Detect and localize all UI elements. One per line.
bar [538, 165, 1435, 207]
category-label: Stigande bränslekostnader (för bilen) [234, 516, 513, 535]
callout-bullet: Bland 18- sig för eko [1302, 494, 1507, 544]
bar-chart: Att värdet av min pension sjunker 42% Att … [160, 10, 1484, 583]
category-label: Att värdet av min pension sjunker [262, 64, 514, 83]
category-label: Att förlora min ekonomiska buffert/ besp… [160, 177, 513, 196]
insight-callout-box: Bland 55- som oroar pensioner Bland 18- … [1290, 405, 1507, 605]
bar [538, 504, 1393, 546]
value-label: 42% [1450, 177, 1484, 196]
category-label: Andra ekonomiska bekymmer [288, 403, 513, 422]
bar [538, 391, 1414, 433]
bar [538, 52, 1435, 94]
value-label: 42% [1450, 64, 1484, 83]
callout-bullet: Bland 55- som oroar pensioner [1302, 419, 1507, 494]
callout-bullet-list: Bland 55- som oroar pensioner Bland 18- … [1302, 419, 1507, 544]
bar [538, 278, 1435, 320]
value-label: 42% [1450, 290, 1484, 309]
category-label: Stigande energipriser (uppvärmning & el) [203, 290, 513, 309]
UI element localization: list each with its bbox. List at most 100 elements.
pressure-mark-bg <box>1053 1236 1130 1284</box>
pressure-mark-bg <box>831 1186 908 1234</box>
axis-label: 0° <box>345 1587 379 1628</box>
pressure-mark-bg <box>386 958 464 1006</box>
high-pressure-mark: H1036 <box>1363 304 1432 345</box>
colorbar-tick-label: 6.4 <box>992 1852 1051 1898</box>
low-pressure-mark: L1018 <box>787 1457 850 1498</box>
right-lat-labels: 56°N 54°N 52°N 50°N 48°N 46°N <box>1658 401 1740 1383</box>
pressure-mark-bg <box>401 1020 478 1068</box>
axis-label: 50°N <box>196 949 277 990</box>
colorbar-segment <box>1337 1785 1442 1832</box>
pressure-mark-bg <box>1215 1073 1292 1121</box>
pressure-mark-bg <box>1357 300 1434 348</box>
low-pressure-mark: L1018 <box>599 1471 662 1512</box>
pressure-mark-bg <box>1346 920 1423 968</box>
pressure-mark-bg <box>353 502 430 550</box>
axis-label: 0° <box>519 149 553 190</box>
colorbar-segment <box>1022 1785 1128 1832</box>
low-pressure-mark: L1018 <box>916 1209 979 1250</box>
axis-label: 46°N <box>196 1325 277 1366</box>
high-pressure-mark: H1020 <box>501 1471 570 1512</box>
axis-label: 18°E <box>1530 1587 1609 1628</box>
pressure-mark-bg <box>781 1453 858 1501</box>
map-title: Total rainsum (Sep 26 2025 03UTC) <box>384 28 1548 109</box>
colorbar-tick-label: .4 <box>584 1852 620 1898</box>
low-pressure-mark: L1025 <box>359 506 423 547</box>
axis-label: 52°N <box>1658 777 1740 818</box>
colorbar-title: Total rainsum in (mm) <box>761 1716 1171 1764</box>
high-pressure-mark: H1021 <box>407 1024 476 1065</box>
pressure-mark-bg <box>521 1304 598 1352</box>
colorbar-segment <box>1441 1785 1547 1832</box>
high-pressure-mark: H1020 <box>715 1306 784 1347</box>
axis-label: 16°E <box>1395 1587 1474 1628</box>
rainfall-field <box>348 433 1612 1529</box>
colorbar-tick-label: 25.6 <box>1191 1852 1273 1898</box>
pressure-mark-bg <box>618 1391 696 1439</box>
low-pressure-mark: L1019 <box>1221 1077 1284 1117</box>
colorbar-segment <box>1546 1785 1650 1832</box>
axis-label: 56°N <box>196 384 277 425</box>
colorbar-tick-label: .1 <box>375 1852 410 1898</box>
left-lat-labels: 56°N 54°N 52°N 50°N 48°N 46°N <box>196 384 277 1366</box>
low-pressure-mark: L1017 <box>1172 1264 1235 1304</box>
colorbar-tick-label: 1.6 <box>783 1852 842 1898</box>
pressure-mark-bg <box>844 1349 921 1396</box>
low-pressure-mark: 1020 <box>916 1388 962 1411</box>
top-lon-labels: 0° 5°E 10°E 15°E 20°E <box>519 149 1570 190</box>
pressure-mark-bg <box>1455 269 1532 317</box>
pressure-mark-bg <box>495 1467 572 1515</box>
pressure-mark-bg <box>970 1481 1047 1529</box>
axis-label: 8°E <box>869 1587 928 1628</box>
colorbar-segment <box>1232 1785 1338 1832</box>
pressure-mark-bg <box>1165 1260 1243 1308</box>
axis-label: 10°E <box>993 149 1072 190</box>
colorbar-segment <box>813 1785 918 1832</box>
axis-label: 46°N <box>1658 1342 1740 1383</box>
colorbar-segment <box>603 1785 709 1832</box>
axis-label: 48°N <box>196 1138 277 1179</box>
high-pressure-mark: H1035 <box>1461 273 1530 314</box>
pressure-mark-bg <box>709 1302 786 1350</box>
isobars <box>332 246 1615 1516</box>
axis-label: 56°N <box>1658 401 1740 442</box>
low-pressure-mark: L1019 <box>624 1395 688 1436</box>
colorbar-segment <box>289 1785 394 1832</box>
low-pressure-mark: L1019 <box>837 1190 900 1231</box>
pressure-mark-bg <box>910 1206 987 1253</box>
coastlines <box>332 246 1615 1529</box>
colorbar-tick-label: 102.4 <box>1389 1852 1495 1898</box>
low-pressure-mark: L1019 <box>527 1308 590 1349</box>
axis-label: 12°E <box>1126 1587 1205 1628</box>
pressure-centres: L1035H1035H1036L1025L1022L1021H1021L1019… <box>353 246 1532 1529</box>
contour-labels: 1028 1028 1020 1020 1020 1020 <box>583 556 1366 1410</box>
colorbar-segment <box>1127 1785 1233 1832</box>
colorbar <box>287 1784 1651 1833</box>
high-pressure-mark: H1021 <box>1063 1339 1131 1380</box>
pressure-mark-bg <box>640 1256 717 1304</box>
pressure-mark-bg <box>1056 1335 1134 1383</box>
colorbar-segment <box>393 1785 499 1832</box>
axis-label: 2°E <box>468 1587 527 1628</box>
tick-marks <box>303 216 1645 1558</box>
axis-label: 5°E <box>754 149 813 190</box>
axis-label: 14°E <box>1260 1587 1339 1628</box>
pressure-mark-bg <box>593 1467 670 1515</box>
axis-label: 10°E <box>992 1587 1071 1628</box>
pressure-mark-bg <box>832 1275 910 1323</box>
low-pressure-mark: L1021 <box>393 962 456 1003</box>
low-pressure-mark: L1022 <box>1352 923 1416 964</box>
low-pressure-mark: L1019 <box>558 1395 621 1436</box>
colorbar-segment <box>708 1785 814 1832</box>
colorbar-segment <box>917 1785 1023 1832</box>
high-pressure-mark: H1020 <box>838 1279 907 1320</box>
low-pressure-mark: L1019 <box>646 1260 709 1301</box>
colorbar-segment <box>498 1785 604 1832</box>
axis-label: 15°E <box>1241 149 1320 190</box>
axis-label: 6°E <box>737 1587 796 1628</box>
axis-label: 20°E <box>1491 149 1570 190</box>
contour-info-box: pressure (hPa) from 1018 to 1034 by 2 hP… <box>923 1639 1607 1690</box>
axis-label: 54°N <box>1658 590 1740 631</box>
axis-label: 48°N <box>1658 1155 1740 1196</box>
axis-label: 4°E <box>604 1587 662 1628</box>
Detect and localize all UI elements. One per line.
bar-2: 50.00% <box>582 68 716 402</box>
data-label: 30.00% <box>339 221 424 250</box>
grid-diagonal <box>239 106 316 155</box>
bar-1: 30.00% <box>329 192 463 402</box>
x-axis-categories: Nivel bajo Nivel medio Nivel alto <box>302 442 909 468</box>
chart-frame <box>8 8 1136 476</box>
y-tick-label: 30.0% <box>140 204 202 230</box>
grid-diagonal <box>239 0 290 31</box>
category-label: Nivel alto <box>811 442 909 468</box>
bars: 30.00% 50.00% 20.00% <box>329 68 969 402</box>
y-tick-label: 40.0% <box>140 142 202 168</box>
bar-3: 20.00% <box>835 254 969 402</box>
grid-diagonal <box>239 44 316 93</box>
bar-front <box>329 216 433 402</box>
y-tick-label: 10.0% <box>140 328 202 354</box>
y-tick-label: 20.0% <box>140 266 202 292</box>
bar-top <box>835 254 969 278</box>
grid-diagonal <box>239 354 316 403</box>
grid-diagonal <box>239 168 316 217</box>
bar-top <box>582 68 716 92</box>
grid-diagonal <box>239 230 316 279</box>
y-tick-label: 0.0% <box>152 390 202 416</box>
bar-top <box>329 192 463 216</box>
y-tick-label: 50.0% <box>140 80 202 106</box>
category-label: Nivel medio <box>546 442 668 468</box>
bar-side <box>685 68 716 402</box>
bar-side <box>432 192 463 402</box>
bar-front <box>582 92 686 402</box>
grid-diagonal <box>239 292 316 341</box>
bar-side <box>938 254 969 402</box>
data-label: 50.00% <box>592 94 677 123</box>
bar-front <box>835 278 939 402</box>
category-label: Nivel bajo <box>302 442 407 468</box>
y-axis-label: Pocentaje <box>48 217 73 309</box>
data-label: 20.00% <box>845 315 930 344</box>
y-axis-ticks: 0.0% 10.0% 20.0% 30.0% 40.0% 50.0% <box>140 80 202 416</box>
■ ■ ■
Objective:
Pull out every line from the first one through the line that contains "bar-chart: Att värdet", both included, and reproduce them word for word.

Exercise solution:
Detect and localize all UI elements. One per line.
bar [538, 165, 1435, 207]
category-label: Stigande bränslekostnader (för bilen) [234, 516, 513, 535]
callout-bullet: Bland 18- sig för eko [1302, 494, 1507, 544]
bar-chart: Att värdet av min pension sjunker 42% Att … [160, 10, 1484, 583]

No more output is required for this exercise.